# Aim
Count how many lines in this material contain "运用促进司". The answer is that number alone.

# Records to use
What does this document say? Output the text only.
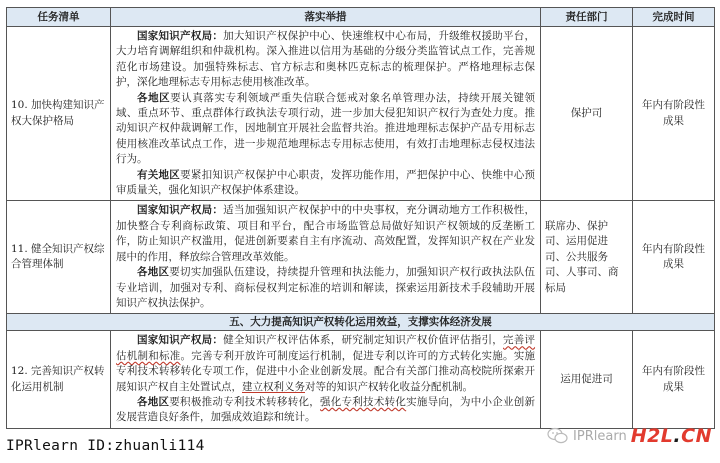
任务清单	落实举措	责任部门	完成时间
10. 加快构建知识产权大保护格局	国家知识产权局：加大知识产权保护中心、快速维权中心布局，升级维权援助平台，大力培育调解组织和仲裁机构。深入推进以信用为基础的分级分类监管试点工作，完善规范化市场建设。加强特殊标志、官方标志和奥林匹克标志的梳理保护。严格地理标志保护，深化地理标志专用标志使用核准改革。

各地区要认真落实专利领域严重失信联合惩戒对象名单管理办法，持续开展关键领域、重点环节、重点群体行政执法专项行动，进一步加大侵犯知识产权行为查处力度。推动知识产权仲裁调解工作，因地制宜开展社会监督共治。推进地理标志保护产品专用标志使用核准改革试点工作，进一步规范地理标志专用标志使用，有效打击地理标志侵权违法行为。

有关地区要紧扣知识产权保护中心职责，发挥功能作用，严把保护中心、快维中心预审质量关，强化知识产权保护体系建设。	保护司	年内有阶段性成果
11. 健全知识产权综合管理体制	国家知识产权局：适当加强知识产权保护中的中央事权，充分调动地方工作积极性，加快整合专利商标政策、项目和平台，配合市场监管总局做好知识产权领域的反垄断工作，防止知识产权滥用，促进创新要素自主有序流动、高效配置，发挥知识产权在产业发展中的作用，释放综合管理改革效能。

各地区要切实加强队伍建设，持续提升管理和执法能力，加强知识产权行政执法队伍专业培训，加强对专利、商标侵权判定标准的培训和解读，探索运用新技术手段辅助开展知识产权执法保护。	联席办、保护司、运用促进司、公共服务司、人事司、商标局	年内有阶段性成果
五、大力提高知识产权转化运用效益，支撑实体经济发展			
12. 完善知识产权转化运用机制	国家知识产权局：健全知识产权评估体系，研究制定知识产权价值评估指引，完善评估机制和标准。完善专利开放许可制度运行机制，促进专利以许可的方式转化实施。实施专利技术转移转化专项工作，促进中小企业创新发展。配合有关部门推动高校院所探索开展知识产权自主处置试点，建立权利义务对等的知识产权转化收益分配机制。

各地区要积极推动专利技术转移转化，强化专利技术转化实施导向，为中小企业创新发展营造良好条件，加强成效追踪和统计。	运用促进司	年内有阶段性成果
IPRlearn ID:zhuanli114
IPRlearn H2L.CN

# Task response
2